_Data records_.
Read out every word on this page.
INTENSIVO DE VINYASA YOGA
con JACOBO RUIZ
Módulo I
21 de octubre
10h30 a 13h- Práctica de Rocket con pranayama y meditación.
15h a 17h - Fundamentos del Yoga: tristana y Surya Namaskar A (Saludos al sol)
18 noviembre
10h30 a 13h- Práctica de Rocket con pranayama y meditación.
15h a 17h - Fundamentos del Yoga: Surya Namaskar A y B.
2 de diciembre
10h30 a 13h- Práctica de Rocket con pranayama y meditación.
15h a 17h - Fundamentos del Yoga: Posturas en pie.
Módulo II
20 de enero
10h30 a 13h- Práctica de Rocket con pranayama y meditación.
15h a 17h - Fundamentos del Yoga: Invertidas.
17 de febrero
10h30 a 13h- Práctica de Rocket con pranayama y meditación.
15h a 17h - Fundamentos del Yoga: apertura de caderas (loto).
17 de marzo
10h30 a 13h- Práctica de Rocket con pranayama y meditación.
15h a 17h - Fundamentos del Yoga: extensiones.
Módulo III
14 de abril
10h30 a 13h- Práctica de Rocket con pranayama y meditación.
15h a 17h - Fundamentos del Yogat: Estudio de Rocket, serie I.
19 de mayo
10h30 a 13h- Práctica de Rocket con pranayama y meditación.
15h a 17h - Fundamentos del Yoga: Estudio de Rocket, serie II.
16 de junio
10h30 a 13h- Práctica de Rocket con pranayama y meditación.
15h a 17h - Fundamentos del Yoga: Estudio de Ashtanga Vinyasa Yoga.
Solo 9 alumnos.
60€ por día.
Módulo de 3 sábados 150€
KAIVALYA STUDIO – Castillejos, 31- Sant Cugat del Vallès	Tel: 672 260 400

_WRITTEN PROBLEM_.
Return nothing except the number of lines that include the string "Estudio".

_COMPLETED EXERCISE_.
3